Output the full listing word for word.

Data provided
START
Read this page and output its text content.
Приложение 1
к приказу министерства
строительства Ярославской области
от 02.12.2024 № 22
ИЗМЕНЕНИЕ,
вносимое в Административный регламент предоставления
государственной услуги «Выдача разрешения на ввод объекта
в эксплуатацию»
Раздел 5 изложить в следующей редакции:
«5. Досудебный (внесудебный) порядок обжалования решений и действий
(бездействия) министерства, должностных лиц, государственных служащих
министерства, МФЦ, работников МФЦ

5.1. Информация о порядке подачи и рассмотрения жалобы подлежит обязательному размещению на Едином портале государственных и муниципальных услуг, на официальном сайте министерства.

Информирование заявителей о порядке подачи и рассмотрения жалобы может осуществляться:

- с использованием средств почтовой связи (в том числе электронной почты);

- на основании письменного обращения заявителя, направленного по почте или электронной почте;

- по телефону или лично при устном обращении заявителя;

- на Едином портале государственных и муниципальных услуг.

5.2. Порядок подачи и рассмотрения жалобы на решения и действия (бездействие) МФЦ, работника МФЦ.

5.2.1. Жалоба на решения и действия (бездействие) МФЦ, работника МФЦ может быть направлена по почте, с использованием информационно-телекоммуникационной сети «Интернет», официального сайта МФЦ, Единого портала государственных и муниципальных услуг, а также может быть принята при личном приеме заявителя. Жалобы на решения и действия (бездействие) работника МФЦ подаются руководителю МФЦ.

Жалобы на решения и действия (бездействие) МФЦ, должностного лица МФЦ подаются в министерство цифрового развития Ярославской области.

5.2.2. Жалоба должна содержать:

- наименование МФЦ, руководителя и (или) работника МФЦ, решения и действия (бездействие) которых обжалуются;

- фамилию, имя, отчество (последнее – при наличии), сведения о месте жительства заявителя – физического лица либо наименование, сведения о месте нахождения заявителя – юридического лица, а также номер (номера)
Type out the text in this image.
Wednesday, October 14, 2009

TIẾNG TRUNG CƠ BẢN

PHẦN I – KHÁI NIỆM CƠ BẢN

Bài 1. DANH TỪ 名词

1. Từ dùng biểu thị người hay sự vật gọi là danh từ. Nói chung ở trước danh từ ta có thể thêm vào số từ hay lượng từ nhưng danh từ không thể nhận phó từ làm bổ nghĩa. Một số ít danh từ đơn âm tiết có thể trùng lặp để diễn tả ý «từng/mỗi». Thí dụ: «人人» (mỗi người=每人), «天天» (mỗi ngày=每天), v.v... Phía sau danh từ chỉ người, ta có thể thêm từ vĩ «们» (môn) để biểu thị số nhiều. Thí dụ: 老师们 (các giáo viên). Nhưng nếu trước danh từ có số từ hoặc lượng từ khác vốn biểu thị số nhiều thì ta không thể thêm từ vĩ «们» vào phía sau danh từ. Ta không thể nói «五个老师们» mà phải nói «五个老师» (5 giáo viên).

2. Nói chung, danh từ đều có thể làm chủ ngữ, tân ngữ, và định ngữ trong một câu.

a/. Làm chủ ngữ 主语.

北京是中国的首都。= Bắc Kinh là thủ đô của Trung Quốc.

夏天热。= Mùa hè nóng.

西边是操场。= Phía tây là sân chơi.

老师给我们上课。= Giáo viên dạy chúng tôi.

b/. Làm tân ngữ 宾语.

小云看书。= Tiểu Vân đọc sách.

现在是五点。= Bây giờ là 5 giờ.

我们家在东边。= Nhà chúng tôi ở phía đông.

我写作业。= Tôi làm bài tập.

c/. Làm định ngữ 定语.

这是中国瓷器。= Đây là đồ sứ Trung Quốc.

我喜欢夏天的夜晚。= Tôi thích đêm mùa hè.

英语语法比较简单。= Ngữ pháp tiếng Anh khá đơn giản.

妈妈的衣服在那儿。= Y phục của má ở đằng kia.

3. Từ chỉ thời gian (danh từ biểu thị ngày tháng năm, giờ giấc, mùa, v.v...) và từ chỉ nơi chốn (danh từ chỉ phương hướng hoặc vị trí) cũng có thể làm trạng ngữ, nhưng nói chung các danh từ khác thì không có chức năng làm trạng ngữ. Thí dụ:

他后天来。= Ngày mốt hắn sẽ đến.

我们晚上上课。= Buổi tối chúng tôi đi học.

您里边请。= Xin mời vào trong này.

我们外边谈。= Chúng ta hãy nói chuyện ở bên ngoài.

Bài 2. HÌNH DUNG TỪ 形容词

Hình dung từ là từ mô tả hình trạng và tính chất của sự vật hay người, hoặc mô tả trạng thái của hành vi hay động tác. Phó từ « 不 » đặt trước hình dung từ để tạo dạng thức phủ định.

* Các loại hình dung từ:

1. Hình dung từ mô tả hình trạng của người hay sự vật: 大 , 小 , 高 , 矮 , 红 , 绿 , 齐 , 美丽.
END
Finished exercise
Read this page and output its text content.
Приложение 1
к приказу министерства
строительства Ярославской области
от 02.12.2024 № 22
ИЗМЕНЕНИЕ,
вносимое в Административный регламент предоставления
государственной услуги «Выдача разрешения на ввод объекта
в эксплуатацию»
Раздел 5 изложить в следующей редакции:
«5. Досудебный (внесудебный) порядок обжалования решений и действий
(бездействия) министерства, должностных лиц, государственных служащих
министерства, МФЦ, работников МФЦ

5.1. Информация о порядке подачи и рассмотрения жалобы подлежит обязательному размещению на Едином портале государственных и муниципальных услуг, на официальном сайте министерства.

Информирование заявителей о порядке подачи и рассмотрения жалобы может осуществляться:

- с использованием средств почтовой связи (в том числе электронной почты);

- на основании письменного обращения заявителя, направленного по почте или электронной почте;

- по телефону или лично при устном обращении заявителя;

- на Едином портале государственных и муниципальных услуг.

5.2. Порядок подачи и рассмотрения жалобы на решения и действия (бездействие) МФЦ, работника МФЦ.

5.2.1. Жалоба на решения и действия (бездействие) МФЦ, работника МФЦ может быть направлена по почте, с использованием информационно-телекоммуникационной сети «Интернет», официального сайта МФЦ, Единого портала государственных и муниципальных услуг, а также может быть принята при личном приеме заявителя. Жалобы на решения и действия (бездействие) работника МФЦ подаются руководителю МФЦ.

Жалобы на решения и действия (бездействие) МФЦ, должностного лица МФЦ подаются в министерство цифрового развития Ярославской области.

5.2.2. Жалоба должна содержать:

- наименование МФЦ, руководителя и (или) работника МФЦ, решения и действия (бездействие) которых обжалуются;

- фамилию, имя, отчество (последнее – при наличии), сведения о месте жительства заявителя – физического лица либо наименование, сведения о месте нахождения заявителя – юридического лица, а также номер (номера)
Type out the text in this image.
Wednesday, October 14, 2009

TIẾNG TRUNG CƠ BẢN

PHẦN I – KHÁI NIỆM CƠ BẢN

Bài 1. DANH TỪ 名词

1. Từ dùng biểu thị người hay sự vật gọi là danh từ. Nói chung ở trước danh từ ta có thể thêm vào số từ hay lượng từ nhưng danh từ không thể nhận phó từ làm bổ nghĩa. Một số ít danh từ đơn âm tiết có thể trùng lặp để diễn tả ý «từng/mỗi». Thí dụ: «人人» (mỗi người=每人), «天天» (mỗi ngày=每天), v.v... Phía sau danh từ chỉ người, ta có thể thêm từ vĩ «们» (môn) để biểu thị số nhiều. Thí dụ: 老师们 (các giáo viên). Nhưng nếu trước danh từ có số từ hoặc lượng từ khác vốn biểu thị số nhiều thì ta không thể thêm từ vĩ «们» vào phía sau danh từ. Ta không thể nói «五个老师们» mà phải nói «五个老师» (5 giáo viên).

2. Nói chung, danh từ đều có thể làm chủ ngữ, tân ngữ, và định ngữ trong một câu.

a/. Làm chủ ngữ 主语.

北京是中国的首都。= Bắc Kinh là thủ đô của Trung Quốc.

夏天热。= Mùa hè nóng.

西边是操场。= Phía tây là sân chơi.

老师给我们上课。= Giáo viên dạy chúng tôi.

b/. Làm tân ngữ 宾语.

小云看书。= Tiểu Vân đọc sách.

现在是五点。= Bây giờ là 5 giờ.

我们家在东边。= Nhà chúng tôi ở phía đông.

我写作业。= Tôi làm bài tập.

c/. Làm định ngữ 定语.

这是中国瓷器。= Đây là đồ sứ Trung Quốc.

我喜欢夏天的夜晚。= Tôi thích đêm mùa hè.

英语语法比较简单。= Ngữ pháp tiếng Anh khá đơn giản.

妈妈的衣服在那儿。= Y phục của má ở đằng kia.

3. Từ chỉ thời gian (danh từ biểu thị ngày tháng năm, giờ giấc, mùa, v.v...) và từ chỉ nơi chốn (danh từ chỉ phương hướng hoặc vị trí) cũng có thể làm trạng ngữ, nhưng nói chung các danh từ khác thì không có chức năng làm trạng ngữ. Thí dụ:

他后天来。= Ngày mốt hắn sẽ đến.

我们晚上上课。= Buổi tối chúng tôi đi học.

您里边请。= Xin mời vào trong này.

我们外边谈。= Chúng ta hãy nói chuyện ở bên ngoài.

Bài 2. HÌNH DUNG TỪ 形容词

Hình dung từ là từ mô tả hình trạng và tính chất của sự vật hay người, hoặc mô tả trạng thái của hành vi hay động tác. Phó từ « 不 » đặt trước hình dung từ để tạo dạng thức phủ định.

* Các loại hình dung từ:

1. Hình dung từ mô tả hình trạng của người hay sự vật: 大 , 小 , 高 , 矮 , 红 , 绿 , 齐 , 美丽.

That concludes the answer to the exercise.